** start **
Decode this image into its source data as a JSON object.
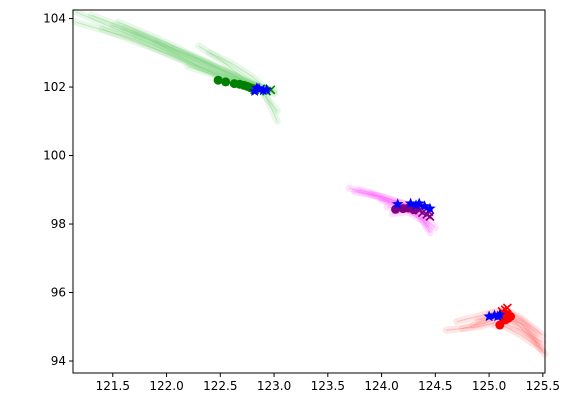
{
  "chart_data": {
    "type": "scatter",
    "title": "",
    "xlabel": "",
    "ylabel": "",
    "xlim": [
      121.13,
      125.52
    ],
    "ylim": [
      93.65,
      104.25
    ],
    "grid": false,
    "legend": "none",
    "x_ticks": [
      121.5,
      122.0,
      122.5,
      123.0,
      123.5,
      124.0,
      124.5,
      125.0,
      125.5
    ],
    "y_ticks": [
      94,
      96,
      98,
      100,
      102,
      104
    ],
    "x_tick_labels": [
      "121.5",
      "122.0",
      "122.5",
      "123.0",
      "123.5",
      "124.0",
      "124.5",
      "125.0",
      "125.5"
    ],
    "y_tick_labels": [
      "94",
      "96",
      "98",
      "100",
      "102",
      "104"
    ],
    "colors": {
      "green": "#008000",
      "purple": "#800080",
      "red": "#ff0000",
      "blue": "#0000ff",
      "green_trail": "#7fd47f",
      "magenta_trail": "#ff66ff",
      "red_trail": "#ff8080"
    },
    "series": [
      {
        "color": "#008000",
        "marker": "circle",
        "x": [
          122.48,
          122.55,
          122.63,
          122.68,
          122.72,
          122.75,
          122.78,
          122.81
        ],
        "y": [
          102.2,
          102.15,
          102.1,
          102.08,
          102.05,
          102.02,
          101.98,
          101.95
        ]
      },
      {
        "color": "#008000",
        "marker": "x",
        "x": [
          122.82,
          122.88,
          122.93,
          122.97
        ],
        "y": [
          101.92,
          101.95,
          101.88,
          101.92
        ]
      },
      {
        "color": "#0000ff",
        "marker": "star",
        "x": [
          122.82,
          122.86,
          122.9,
          122.93,
          122.84
        ],
        "y": [
          101.88,
          101.95,
          101.9,
          101.92,
          101.97
        ]
      },
      {
        "color": "#800080",
        "marker": "circle",
        "x": [
          124.13,
          124.2,
          124.25,
          124.3,
          124.32,
          124.28
        ],
        "y": [
          98.43,
          98.45,
          98.47,
          98.42,
          98.48,
          98.5
        ]
      },
      {
        "color": "#800080",
        "marker": "x",
        "x": [
          124.38,
          124.42,
          124.45,
          124.35,
          124.44
        ],
        "y": [
          98.33,
          98.28,
          98.22,
          98.4,
          98.36
        ]
      },
      {
        "color": "#0000ff",
        "marker": "star",
        "x": [
          124.15,
          124.27,
          124.32,
          124.35,
          124.4,
          124.45
        ],
        "y": [
          98.58,
          98.6,
          98.55,
          98.6,
          98.52,
          98.45
        ]
      },
      {
        "color": "#ff0000",
        "marker": "circle",
        "x": [
          125.1,
          125.15,
          125.18,
          125.17,
          125.2,
          125.13
        ],
        "y": [
          95.05,
          95.2,
          95.25,
          95.35,
          95.3,
          95.28
        ]
      },
      {
        "color": "#ff0000",
        "marker": "x",
        "x": [
          125.15,
          125.12,
          125.17
        ],
        "y": [
          95.5,
          95.45,
          95.55
        ]
      },
      {
        "color": "#0000ff",
        "marker": "star",
        "x": [
          125.0,
          125.05,
          125.08,
          125.1
        ],
        "y": [
          95.3,
          95.33,
          95.3,
          95.35
        ]
      }
    ],
    "trail_bundles": [
      {
        "color": "#7fd47f",
        "opacity": 0.18,
        "paths": [
          [
            [
              121.15,
              104.2
            ],
            [
              121.6,
              103.6
            ],
            [
              122.1,
              102.9
            ],
            [
              122.5,
              102.3
            ],
            [
              122.9,
              101.95
            ]
          ],
          [
            [
              121.3,
              104.1
            ],
            [
              121.8,
              103.5
            ],
            [
              122.3,
              102.8
            ],
            [
              122.7,
              102.2
            ],
            [
              122.95,
              101.9
            ]
          ],
          [
            [
              121.5,
              103.8
            ],
            [
              121.9,
              103.3
            ],
            [
              122.3,
              102.6
            ],
            [
              122.7,
              102.1
            ],
            [
              122.95,
              101.95
            ]
          ],
          [
            [
              121.6,
              103.7
            ],
            [
              122.0,
              103.2
            ],
            [
              122.4,
              102.7
            ],
            [
              122.8,
              102.1
            ],
            [
              123.0,
              101.8
            ]
          ],
          [
            [
              121.15,
              103.9
            ],
            [
              121.7,
              103.4
            ],
            [
              122.2,
              102.7
            ],
            [
              122.6,
              102.2
            ],
            [
              122.9,
              101.9
            ]
          ],
          [
            [
              121.4,
              103.7
            ],
            [
              121.9,
              103.1
            ],
            [
              122.4,
              102.5
            ],
            [
              122.8,
              102.0
            ],
            [
              123.0,
              101.85
            ]
          ],
          [
            [
              122.3,
              103.2
            ],
            [
              122.5,
              102.8
            ],
            [
              122.7,
              102.3
            ],
            [
              122.9,
              101.95
            ]
          ],
          [
            [
              122.4,
              103.0
            ],
            [
              122.6,
              102.7
            ],
            [
              122.8,
              102.3
            ],
            [
              122.95,
              101.9
            ]
          ],
          [
            [
              121.7,
              103.6
            ],
            [
              122.1,
              103.0
            ],
            [
              122.5,
              102.5
            ],
            [
              122.85,
              102.0
            ],
            [
              123.03,
              101.3
            ]
          ],
          [
            [
              121.9,
              103.3
            ],
            [
              122.3,
              102.8
            ],
            [
              122.6,
              102.4
            ],
            [
              122.9,
              101.9
            ],
            [
              123.03,
              101.0
            ]
          ],
          [
            [
              122.2,
              102.6
            ],
            [
              122.5,
              102.3
            ],
            [
              122.8,
              102.05
            ],
            [
              123.0,
              101.9
            ]
          ],
          [
            [
              121.55,
              103.9
            ],
            [
              122.0,
              103.3
            ],
            [
              122.45,
              102.6
            ],
            [
              122.85,
              102.0
            ]
          ]
        ]
      },
      {
        "color": "#ff66ff",
        "opacity": 0.2,
        "paths": [
          [
            [
              123.7,
              99.05
            ],
            [
              123.9,
              98.85
            ],
            [
              124.1,
              98.65
            ],
            [
              124.3,
              98.5
            ],
            [
              124.45,
              98.3
            ]
          ],
          [
            [
              123.75,
              98.95
            ],
            [
              124.0,
              98.8
            ],
            [
              124.2,
              98.6
            ],
            [
              124.4,
              98.4
            ]
          ],
          [
            [
              123.8,
              99.0
            ],
            [
              124.05,
              98.75
            ],
            [
              124.25,
              98.55
            ],
            [
              124.45,
              98.2
            ]
          ],
          [
            [
              124.0,
              98.7
            ],
            [
              124.2,
              98.5
            ],
            [
              124.35,
              98.25
            ],
            [
              124.45,
              97.85
            ]
          ],
          [
            [
              124.1,
              98.3
            ],
            [
              124.25,
              98.35
            ],
            [
              124.38,
              98.1
            ],
            [
              124.45,
              97.75
            ]
          ],
          [
            [
              123.9,
              98.9
            ],
            [
              124.15,
              98.55
            ],
            [
              124.3,
              98.35
            ],
            [
              124.42,
              98.0
            ]
          ],
          [
            [
              124.05,
              98.5
            ],
            [
              124.2,
              98.45
            ],
            [
              124.35,
              98.3
            ],
            [
              124.5,
              97.9
            ]
          ]
        ]
      },
      {
        "color": "#ff8080",
        "opacity": 0.2,
        "paths": [
          [
            [
              124.75,
              94.95
            ],
            [
              124.95,
              95.1
            ],
            [
              125.1,
              95.25
            ],
            [
              125.3,
              95.1
            ],
            [
              125.45,
              94.5
            ]
          ],
          [
            [
              124.85,
              95.05
            ],
            [
              125.0,
              95.25
            ],
            [
              125.15,
              95.35
            ],
            [
              125.35,
              95.0
            ],
            [
              125.5,
              94.3
            ]
          ],
          [
            [
              124.6,
              94.9
            ],
            [
              124.9,
              95.0
            ],
            [
              125.1,
              95.15
            ],
            [
              125.3,
              94.9
            ],
            [
              125.5,
              94.55
            ]
          ],
          [
            [
              125.0,
              95.4
            ],
            [
              125.15,
              95.45
            ],
            [
              125.3,
              95.2
            ],
            [
              125.45,
              94.8
            ]
          ],
          [
            [
              124.9,
              95.2
            ],
            [
              125.05,
              95.3
            ],
            [
              125.2,
              95.25
            ],
            [
              125.4,
              94.65
            ],
            [
              125.52,
              94.2
            ]
          ],
          [
            [
              125.05,
              95.05
            ],
            [
              125.15,
              95.0
            ],
            [
              125.3,
              94.75
            ],
            [
              125.48,
              94.35
            ]
          ],
          [
            [
              124.7,
              95.15
            ],
            [
              124.95,
              95.35
            ],
            [
              125.15,
              95.5
            ],
            [
              125.3,
              95.25
            ],
            [
              125.5,
              94.75
            ]
          ]
        ]
      }
    ]
  }
}
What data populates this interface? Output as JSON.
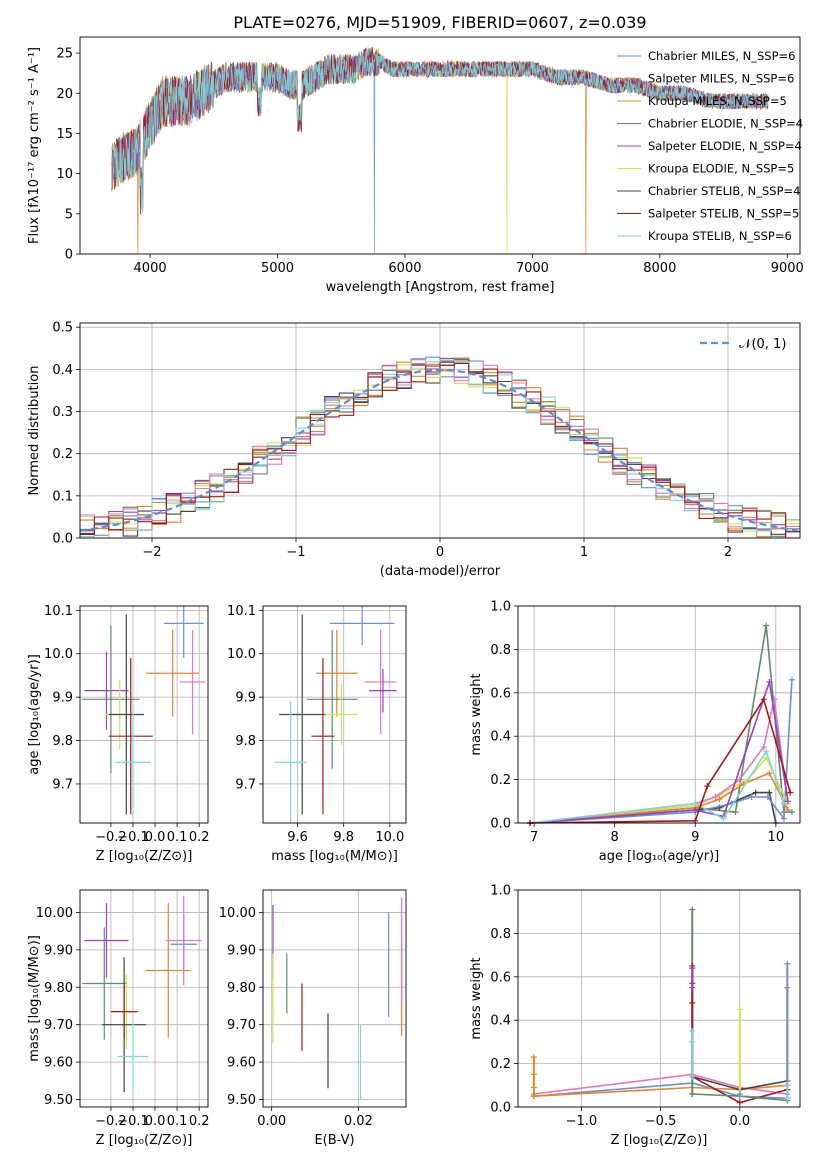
** end **
# WRITTEN TASK
Determine how many lines of the records above contain the word "this", and report only that number.

# ANSWER
2